Problem statement:
From the records below, pull each line that has "Read".

*** Data excerpts Section Begins ***

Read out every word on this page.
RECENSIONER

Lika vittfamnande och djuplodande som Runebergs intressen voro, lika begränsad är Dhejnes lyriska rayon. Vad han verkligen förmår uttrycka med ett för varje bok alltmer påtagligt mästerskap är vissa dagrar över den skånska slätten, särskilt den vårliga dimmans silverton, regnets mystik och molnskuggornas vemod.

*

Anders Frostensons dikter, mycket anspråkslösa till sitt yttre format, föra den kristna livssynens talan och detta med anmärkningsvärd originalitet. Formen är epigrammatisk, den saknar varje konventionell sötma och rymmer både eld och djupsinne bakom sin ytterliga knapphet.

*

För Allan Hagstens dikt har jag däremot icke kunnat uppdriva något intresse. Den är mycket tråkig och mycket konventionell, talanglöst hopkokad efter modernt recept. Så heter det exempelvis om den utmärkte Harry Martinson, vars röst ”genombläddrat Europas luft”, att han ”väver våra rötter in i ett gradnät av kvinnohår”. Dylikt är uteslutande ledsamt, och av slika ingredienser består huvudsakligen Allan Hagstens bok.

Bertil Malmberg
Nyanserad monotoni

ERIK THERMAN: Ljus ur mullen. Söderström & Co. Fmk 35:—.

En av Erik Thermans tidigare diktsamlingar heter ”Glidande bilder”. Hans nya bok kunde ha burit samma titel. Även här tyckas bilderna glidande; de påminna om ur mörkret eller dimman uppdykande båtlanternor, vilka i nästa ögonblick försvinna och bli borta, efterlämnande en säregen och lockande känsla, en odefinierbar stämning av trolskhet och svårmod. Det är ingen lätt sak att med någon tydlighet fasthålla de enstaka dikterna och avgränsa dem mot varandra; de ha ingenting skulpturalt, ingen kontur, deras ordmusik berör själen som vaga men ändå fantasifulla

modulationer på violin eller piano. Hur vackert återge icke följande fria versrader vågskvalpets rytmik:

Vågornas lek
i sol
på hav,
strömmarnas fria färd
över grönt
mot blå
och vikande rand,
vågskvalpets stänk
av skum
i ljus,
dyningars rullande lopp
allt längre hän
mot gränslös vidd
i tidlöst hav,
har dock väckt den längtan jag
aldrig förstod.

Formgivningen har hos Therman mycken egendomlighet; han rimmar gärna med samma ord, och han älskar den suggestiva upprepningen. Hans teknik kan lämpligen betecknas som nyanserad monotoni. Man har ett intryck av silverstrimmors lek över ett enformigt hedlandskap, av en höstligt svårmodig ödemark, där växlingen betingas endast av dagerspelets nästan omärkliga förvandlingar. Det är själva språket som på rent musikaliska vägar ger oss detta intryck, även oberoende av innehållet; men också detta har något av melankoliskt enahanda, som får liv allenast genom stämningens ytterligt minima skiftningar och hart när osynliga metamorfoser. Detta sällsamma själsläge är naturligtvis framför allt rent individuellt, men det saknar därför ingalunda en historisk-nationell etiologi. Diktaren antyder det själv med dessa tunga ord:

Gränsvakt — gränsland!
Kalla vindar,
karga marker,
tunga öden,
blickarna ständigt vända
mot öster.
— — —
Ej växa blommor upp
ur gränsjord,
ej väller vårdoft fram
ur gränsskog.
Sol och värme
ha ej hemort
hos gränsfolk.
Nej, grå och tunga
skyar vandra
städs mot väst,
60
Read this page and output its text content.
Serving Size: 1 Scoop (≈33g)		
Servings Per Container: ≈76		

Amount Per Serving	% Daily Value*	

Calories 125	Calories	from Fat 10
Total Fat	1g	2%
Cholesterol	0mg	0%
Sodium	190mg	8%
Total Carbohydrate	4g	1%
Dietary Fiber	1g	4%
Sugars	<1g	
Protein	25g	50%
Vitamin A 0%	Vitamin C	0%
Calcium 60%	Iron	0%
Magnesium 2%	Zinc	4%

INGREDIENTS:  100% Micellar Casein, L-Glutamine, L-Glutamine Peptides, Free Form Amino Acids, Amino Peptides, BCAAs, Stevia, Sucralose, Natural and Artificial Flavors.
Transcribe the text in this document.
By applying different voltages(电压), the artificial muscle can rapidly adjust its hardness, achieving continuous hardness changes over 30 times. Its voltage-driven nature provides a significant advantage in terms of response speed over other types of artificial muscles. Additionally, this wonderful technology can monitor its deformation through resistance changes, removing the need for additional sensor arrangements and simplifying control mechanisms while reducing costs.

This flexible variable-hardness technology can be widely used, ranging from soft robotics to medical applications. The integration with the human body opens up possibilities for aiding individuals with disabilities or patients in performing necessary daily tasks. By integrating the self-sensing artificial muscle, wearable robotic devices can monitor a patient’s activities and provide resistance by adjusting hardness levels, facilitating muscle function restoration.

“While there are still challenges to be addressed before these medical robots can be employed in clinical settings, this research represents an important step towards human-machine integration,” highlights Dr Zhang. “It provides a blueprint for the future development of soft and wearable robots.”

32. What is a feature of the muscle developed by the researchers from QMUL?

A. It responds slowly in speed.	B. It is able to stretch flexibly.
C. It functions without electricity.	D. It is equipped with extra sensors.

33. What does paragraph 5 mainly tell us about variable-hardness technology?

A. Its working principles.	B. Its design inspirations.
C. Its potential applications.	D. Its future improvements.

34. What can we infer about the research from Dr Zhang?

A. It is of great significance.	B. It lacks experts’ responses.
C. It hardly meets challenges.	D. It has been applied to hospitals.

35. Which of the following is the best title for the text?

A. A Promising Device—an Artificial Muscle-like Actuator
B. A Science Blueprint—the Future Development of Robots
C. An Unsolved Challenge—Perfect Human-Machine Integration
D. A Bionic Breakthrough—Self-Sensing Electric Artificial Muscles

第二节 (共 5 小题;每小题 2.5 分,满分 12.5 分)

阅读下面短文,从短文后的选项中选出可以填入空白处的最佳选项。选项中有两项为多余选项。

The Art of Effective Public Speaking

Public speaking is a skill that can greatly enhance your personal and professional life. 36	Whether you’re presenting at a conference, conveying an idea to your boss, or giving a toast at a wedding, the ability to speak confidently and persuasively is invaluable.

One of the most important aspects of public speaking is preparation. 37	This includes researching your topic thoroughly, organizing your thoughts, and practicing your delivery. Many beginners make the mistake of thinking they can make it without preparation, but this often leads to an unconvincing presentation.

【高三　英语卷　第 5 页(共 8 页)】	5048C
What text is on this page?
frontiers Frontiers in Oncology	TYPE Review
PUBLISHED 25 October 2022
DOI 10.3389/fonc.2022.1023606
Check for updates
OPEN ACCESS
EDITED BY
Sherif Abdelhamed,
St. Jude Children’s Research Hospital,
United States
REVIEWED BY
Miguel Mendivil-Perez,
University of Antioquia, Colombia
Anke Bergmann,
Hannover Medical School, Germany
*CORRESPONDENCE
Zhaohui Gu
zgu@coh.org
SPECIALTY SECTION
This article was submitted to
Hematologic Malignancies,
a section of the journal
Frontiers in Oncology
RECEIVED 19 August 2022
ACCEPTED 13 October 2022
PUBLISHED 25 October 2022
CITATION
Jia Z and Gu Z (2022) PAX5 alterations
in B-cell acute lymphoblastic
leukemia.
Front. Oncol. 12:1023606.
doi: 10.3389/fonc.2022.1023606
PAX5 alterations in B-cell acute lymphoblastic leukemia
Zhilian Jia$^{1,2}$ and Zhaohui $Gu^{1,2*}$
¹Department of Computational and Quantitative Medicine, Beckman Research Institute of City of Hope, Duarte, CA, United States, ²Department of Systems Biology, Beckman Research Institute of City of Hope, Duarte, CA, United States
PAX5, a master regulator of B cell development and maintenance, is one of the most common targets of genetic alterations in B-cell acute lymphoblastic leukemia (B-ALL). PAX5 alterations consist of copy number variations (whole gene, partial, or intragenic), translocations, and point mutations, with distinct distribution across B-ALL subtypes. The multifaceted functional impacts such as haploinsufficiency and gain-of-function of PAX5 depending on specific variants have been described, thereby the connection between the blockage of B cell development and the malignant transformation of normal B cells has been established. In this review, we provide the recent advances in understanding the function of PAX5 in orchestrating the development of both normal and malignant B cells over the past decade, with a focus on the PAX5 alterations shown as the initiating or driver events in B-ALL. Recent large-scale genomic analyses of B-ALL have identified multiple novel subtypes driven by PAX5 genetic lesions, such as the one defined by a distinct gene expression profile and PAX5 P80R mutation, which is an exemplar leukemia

*** Data excerpts Section Ends ***

Result of the exercise:
Read out every word on this page.
Read this page and output its text content.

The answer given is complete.